══ SUPPLIED RECORDS

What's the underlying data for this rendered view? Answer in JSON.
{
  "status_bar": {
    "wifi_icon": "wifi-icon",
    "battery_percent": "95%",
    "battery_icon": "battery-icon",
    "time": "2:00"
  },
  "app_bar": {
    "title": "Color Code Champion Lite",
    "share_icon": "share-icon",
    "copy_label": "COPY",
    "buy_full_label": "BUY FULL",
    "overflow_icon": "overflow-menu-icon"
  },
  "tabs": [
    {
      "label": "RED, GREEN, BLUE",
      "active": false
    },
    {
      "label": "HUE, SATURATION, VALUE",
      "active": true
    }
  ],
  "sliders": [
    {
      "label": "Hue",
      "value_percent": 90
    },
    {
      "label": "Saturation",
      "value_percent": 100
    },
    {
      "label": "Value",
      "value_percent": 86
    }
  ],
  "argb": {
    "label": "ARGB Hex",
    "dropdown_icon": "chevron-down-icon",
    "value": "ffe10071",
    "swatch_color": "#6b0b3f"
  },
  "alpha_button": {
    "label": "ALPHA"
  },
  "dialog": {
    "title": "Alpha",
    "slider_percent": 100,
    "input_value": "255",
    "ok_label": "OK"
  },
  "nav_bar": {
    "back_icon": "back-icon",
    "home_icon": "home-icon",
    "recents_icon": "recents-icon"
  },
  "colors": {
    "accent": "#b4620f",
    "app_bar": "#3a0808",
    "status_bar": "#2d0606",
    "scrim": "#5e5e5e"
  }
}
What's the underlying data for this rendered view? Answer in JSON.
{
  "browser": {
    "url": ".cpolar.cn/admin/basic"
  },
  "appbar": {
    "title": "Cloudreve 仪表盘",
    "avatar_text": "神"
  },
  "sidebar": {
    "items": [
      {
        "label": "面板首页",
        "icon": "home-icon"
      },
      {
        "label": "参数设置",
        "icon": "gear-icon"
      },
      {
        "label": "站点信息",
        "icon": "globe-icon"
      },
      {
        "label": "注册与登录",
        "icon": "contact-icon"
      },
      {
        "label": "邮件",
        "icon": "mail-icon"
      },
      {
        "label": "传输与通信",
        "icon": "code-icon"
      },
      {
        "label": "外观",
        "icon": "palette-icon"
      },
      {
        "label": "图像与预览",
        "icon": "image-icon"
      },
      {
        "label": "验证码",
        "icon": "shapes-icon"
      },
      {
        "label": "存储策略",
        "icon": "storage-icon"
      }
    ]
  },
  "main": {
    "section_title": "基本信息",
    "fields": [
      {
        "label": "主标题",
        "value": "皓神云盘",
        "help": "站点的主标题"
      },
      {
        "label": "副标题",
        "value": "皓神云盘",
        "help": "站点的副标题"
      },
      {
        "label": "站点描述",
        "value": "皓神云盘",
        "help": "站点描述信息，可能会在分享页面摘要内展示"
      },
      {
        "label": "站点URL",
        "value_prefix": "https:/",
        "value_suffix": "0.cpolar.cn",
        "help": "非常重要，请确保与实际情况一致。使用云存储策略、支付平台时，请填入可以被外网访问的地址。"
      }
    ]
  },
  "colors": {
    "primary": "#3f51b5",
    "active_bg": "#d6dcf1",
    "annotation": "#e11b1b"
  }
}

════

== WHAT YOU HAVE TO DO ==
Look above for lines with the word "cpolar" and copy them all.

== CORRECT ANSWER ==
    "url": ".cpolar.cn/admin/basic"
        "value_suffix": "0.cpolar.cn",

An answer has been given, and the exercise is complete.